Aim of the exercise | Gather each line of the records where "elaboraret" appears.

##########

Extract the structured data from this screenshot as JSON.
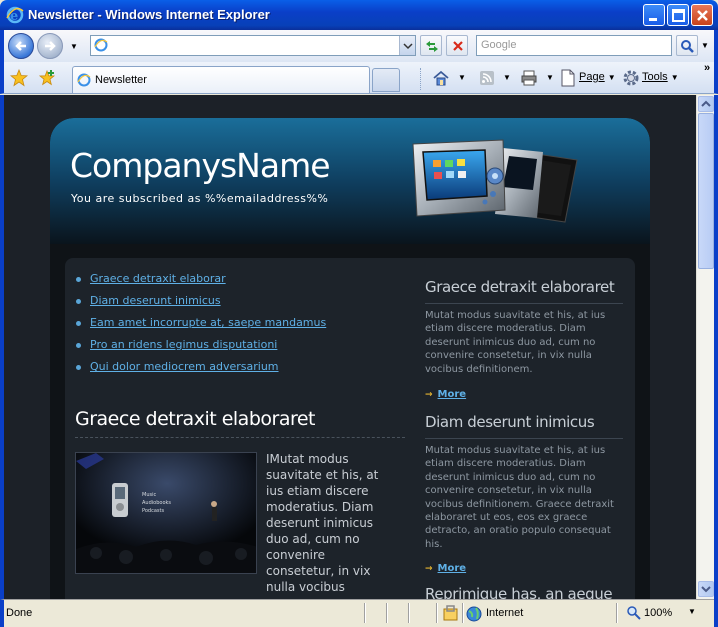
{
  "window": {
    "title": "Newsletter - Windows Internet Explorer"
  },
  "address_bar": {
    "url": "",
    "search_placeholder": "Google"
  },
  "tabs": [
    {
      "label": "Newsletter",
      "active": true
    }
  ],
  "commands": {
    "page": "Page",
    "tools": "Tools"
  },
  "newsletter": {
    "brand": "CompanysName",
    "subscribed": "You are subscribed as %%emailaddress%%",
    "links": [
      "Graece detraxit elaborar",
      "Diam deserunt inimicus",
      "Eam amet incorrupte at, saepe mandamus",
      "Pro an ridens legimus disputationi",
      "Qui dolor mediocrem adversarium"
    ],
    "main_article": {
      "heading": "Graece detraxit elaboraret",
      "body": "IMutat modus suavitate et his, at ius etiam discere moderatius. Diam deserunt inimicus duo ad, cum no convenire consetetur, in vix nulla vocibus",
      "photo_caption": [
        "Music",
        "Audiobooks",
        "Podcasts"
      ]
    },
    "sidebar": [
      {
        "heading": "Graece detraxit elaboraret",
        "body": "Mutat modus suavitate et his, at ius etiam discere moderatius. Diam deserunt inimicus duo ad, cum no convenire consetetur, in vix nulla vocibus definitionem.",
        "more": "More"
      },
      {
        "heading": "Diam deserunt inimicus",
        "body": "Mutat modus suavitate et his, at ius etiam discere moderatius. Diam deserunt inimicus duo ad, cum no convenire consetetur, in vix nulla vocibus definitionem. Graece detraxit elaboraret ut eos, eos ex graece detracto, an oratio populo consequat his.",
        "more": "More"
      },
      {
        "heading": "Reprimique has, an aeque",
        "body": "",
        "more": ""
      }
    ]
  },
  "status": {
    "text": "Done",
    "zone": "Internet",
    "zoom": "100%"
  },
  "colors": {
    "title_bar": "#0a3fc8",
    "page_bg": "#1c2128",
    "link": "#5fb0e6",
    "accent_arrow": "#e0b030"
  }
}
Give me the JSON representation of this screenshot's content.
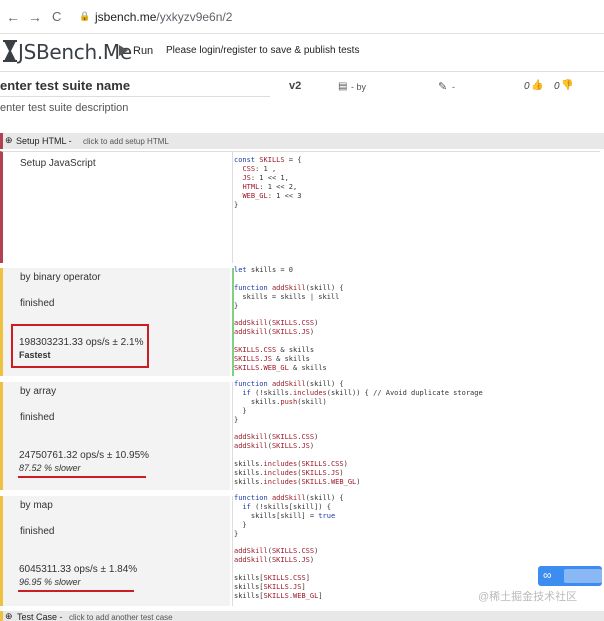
{
  "browser": {
    "back_glyph": "←",
    "forward_glyph": "→",
    "reload_glyph": "C",
    "lock_glyph": "🔒",
    "url_domain": "jsbench.me",
    "url_path": "/yxkyzv9e6n/2"
  },
  "header": {
    "logo": "JSBench.Me",
    "run_label": "Run",
    "notice": "Please login/register to save & publish tests"
  },
  "suite": {
    "name": "enter test suite name",
    "version": "v2",
    "by": "- by",
    "edit_suffix": "-",
    "likes": "0",
    "dislikes": "0",
    "description": "enter test suite description"
  },
  "setup_html": {
    "label": "Setup HTML -",
    "hint": "click to add setup HTML"
  },
  "setup_js": {
    "label": "Setup JavaScript",
    "code": [
      "const SKILLS = {",
      "  CSS: 1 ,",
      "  JS: 1 << 1,",
      "  HTML: 1 << 2,",
      "  WEB_GL: 1 << 3",
      "}"
    ]
  },
  "cases": [
    {
      "title": "by binary operator",
      "status": "finished",
      "ops": "198303231.33 ops/s ± 2.1%",
      "verdict": "Fastest",
      "code": [
        "let skills = 0",
        "",
        "function addSkill(skill) {",
        "  skills = skills | skill",
        "}",
        "",
        "addSkill(SKILLS.CSS)",
        "addSkill(SKILLS.JS)",
        "",
        "SKILLS.CSS & skills",
        "SKILLS.JS & skills",
        "SKILLS.WEB_GL & skills"
      ]
    },
    {
      "title": "by array",
      "status": "finished",
      "ops": "24750761.32 ops/s ± 10.95%",
      "verdict": "87.52 % slower",
      "code": [
        "function addSkill(skill) {",
        "  if (!skills.includes(skill)) { // Avoid duplicate storage",
        "    skills.push(skill)",
        "  }",
        "}",
        "",
        "addSkill(SKILLS.CSS)",
        "addSkill(SKILLS.JS)",
        "",
        "skills.includes(SKILLS.CSS)",
        "skills.includes(SKILLS.JS)",
        "skills.includes(SKILLS.WEB_GL)"
      ]
    },
    {
      "title": "by map",
      "status": "finished",
      "ops": "6045311.33 ops/s ± 1.84%",
      "verdict": "96.95 % slower",
      "code": [
        "function addSkill(skill) {",
        "  if (!skills[skill]) {",
        "    skills[skill] = true",
        "  }",
        "}",
        "",
        "addSkill(SKILLS.CSS)",
        "addSkill(SKILLS.JS)",
        "",
        "skills[SKILLS.CSS]",
        "skills[SKILLS.JS]",
        "skills[SKILLS.WEB_GL]"
      ]
    }
  ],
  "footer": {
    "label": "Test Case -",
    "hint": "click to add another test case"
  },
  "watermark": "@稀土掘金技术社区",
  "colors": {
    "accent": "#b04252",
    "case_bar": "#f0c040",
    "highlight": "#cc1d24",
    "brand_blue": "#3d8cf0"
  }
}
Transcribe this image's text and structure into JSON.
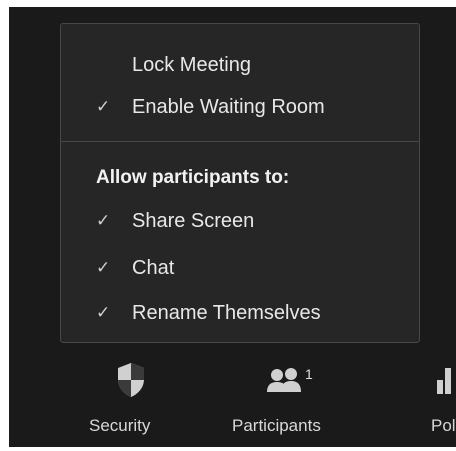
{
  "menu": {
    "top_items": [
      {
        "label": "Lock Meeting",
        "checked": false
      },
      {
        "label": "Enable Waiting Room",
        "checked": true
      }
    ],
    "section_header": "Allow participants to:",
    "participant_items": [
      {
        "label": "Share Screen",
        "checked": true
      },
      {
        "label": "Chat",
        "checked": true
      },
      {
        "label": "Rename Themselves",
        "checked": true
      }
    ],
    "check_glyph": "✓"
  },
  "toolbar": {
    "security_label": "Security",
    "security_icon": "shield-icon",
    "participants_label": "Participants",
    "participants_icon": "participants-icon",
    "participants_count": "1",
    "polls_label": "Pol",
    "polls_icon": "polls-icon"
  },
  "colors": {
    "background": "#1a1a1a",
    "menu_background": "#262626",
    "border": "#474747",
    "text": "#e8e8e8"
  }
}
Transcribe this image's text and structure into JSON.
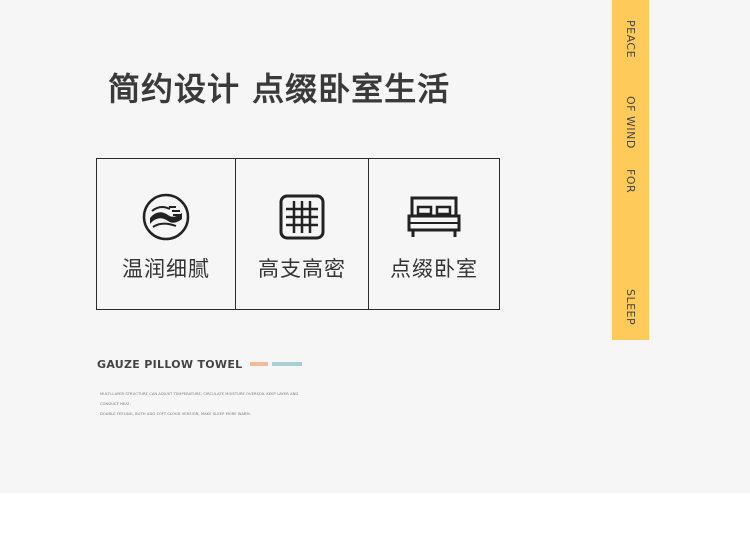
{
  "headline": "简约设计 点缀卧室生活",
  "features": [
    {
      "label": "温润细腻",
      "icon": "wave-fabric-icon"
    },
    {
      "label": "高支高密",
      "icon": "grid-weave-icon"
    },
    {
      "label": "点缀卧室",
      "icon": "bed-icon"
    }
  ],
  "sidebar": {
    "words": [
      "PEACE",
      "OF WIND",
      "FOR",
      "SLEEP"
    ]
  },
  "brand": {
    "title": "GAUZE PILLOW TOWEL",
    "swatches": [
      "#f0bc97",
      "#a8cfd6"
    ],
    "fine_print": [
      "MULTI-LAYER STRUCTURE CAN ADJUST TEMPERATURE, CIRCULATE MOISTURE OVERSOIL KEEP LAYER AND",
      "CONDUCT HEAT,",
      "DOUBLE FEELING, BOTH ADD SOFT CLOUD VERSION, MAKE SLEEP MORE WARM."
    ]
  },
  "colors": {
    "panel_bg": "#f6f6f6",
    "sidebar_bg": "#fecb5a",
    "ink": "#2b2b2b"
  }
}
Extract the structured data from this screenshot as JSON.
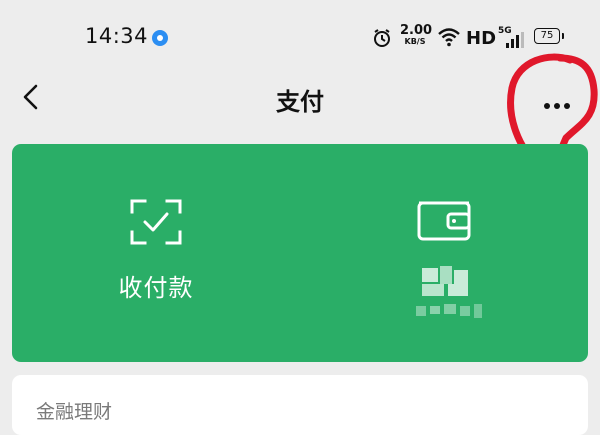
{
  "status_bar": {
    "time": "14:34",
    "net_speed": "2.00",
    "net_speed_unit": "KB/S",
    "hd": "HD",
    "network": "5G",
    "battery": "75",
    "icons": [
      "notification-dot-icon",
      "alarm-icon",
      "wifi-icon",
      "signal-icon",
      "battery-icon"
    ]
  },
  "nav": {
    "back_icon": "chevron-left-icon",
    "title": "支付",
    "more_icon": "more-dots-icon"
  },
  "payment_card": {
    "background": "#2aae67",
    "actions": [
      {
        "label": "收付款",
        "icon": "scan-check-icon"
      },
      {
        "label": "",
        "icon": "wallet-icon"
      }
    ]
  },
  "panel": {
    "title": "金融理财"
  },
  "colors": {
    "page_bg": "#ededed",
    "accent_green": "#2aae67",
    "annotation_red": "#e0182b"
  }
}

##########

Complete output |
      "heading": "Graece detraxit elaboraret",
        "heading": "Graece detraxit elaboraret",
        "body": "Mutat modus suavitate et his, at ius etiam discere moderatius. Diam deserunt inimicus duo ad, cum no convenire consetetur, in vix nulla vocibus definitionem. Graece detraxit elaboraret ut eos, eos ex graece detracto, an oratio populo consequat his.",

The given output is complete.